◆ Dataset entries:
○ ○ ○

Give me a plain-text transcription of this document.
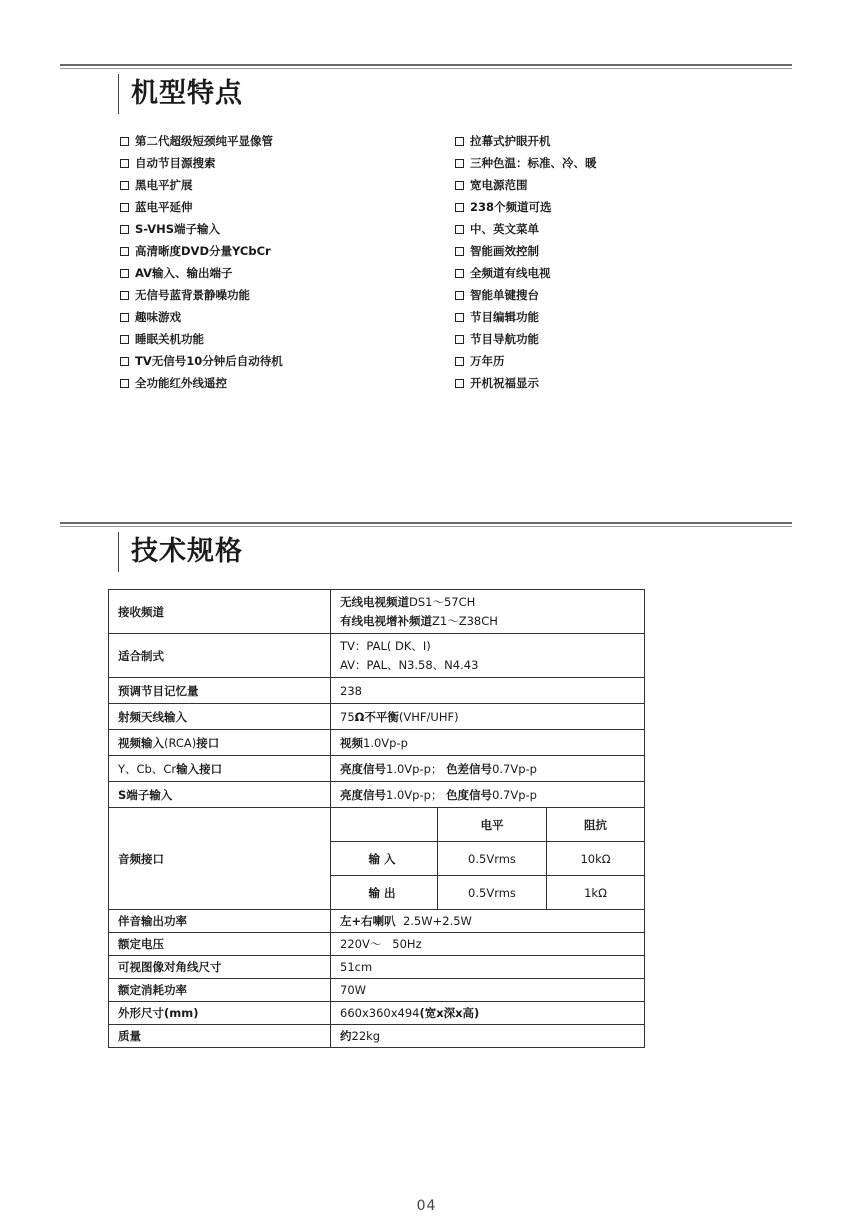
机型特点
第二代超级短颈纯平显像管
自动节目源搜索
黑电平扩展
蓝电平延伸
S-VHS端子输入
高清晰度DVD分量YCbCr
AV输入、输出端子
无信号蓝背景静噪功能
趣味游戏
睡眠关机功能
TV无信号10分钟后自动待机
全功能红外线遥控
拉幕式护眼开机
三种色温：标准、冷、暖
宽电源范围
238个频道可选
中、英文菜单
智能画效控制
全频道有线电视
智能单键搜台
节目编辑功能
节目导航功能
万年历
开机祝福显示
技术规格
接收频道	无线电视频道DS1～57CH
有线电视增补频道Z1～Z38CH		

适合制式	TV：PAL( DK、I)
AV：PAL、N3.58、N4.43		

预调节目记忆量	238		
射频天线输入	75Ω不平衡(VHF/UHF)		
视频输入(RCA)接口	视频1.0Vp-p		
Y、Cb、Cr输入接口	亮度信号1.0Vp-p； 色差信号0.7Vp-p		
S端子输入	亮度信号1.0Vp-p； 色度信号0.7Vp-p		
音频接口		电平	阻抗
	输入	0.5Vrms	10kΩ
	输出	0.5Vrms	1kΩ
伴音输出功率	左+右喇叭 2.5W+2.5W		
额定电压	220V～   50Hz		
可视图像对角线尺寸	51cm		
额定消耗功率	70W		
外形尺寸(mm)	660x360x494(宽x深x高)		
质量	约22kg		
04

○ ○ ○

◆ Exercise details:
Your task is to repeat the material above exactly, without its pictures.

◆ Complete answer:
Give me a plain-text transcription of this document.
机型特点
第二代超级短颈纯平显像管
自动节目源搜索
黑电平扩展
蓝电平延伸
S-VHS端子输入
高清晰度DVD分量YCbCr
AV输入、输出端子
无信号蓝背景静噪功能
趣味游戏
睡眠关机功能
TV无信号10分钟后自动待机
全功能红外线遥控
拉幕式护眼开机
三种色温：标准、冷、暖
宽电源范围
238个频道可选
中、英文菜单
智能画效控制
全频道有线电视
智能单键搜台
节目编辑功能
节目导航功能
万年历
开机祝福显示
技术规格
接收频道	无线电视频道DS1～57CH
有线电视增补频道Z1～Z38CH		

适合制式	TV：PAL( DK、I)
AV：PAL、N3.58、N4.43		

预调节目记忆量	238		
射频天线输入	75Ω不平衡(VHF/UHF)		
视频输入(RCA)接口	视频1.0Vp-p		
Y、Cb、Cr输入接口	亮度信号1.0Vp-p； 色差信号0.7Vp-p		
S端子输入	亮度信号1.0Vp-p； 色度信号0.7Vp-p		
音频接口		电平	阻抗
	输入	0.5Vrms	10kΩ
	输出	0.5Vrms	1kΩ
伴音输出功率	左+右喇叭 2.5W+2.5W		
额定电压	220V～   50Hz		
可视图像对角线尺寸	51cm		
额定消耗功率	70W		
外形尺寸(mm)	660x360x494(宽x深x高)		
质量	约22kg		
04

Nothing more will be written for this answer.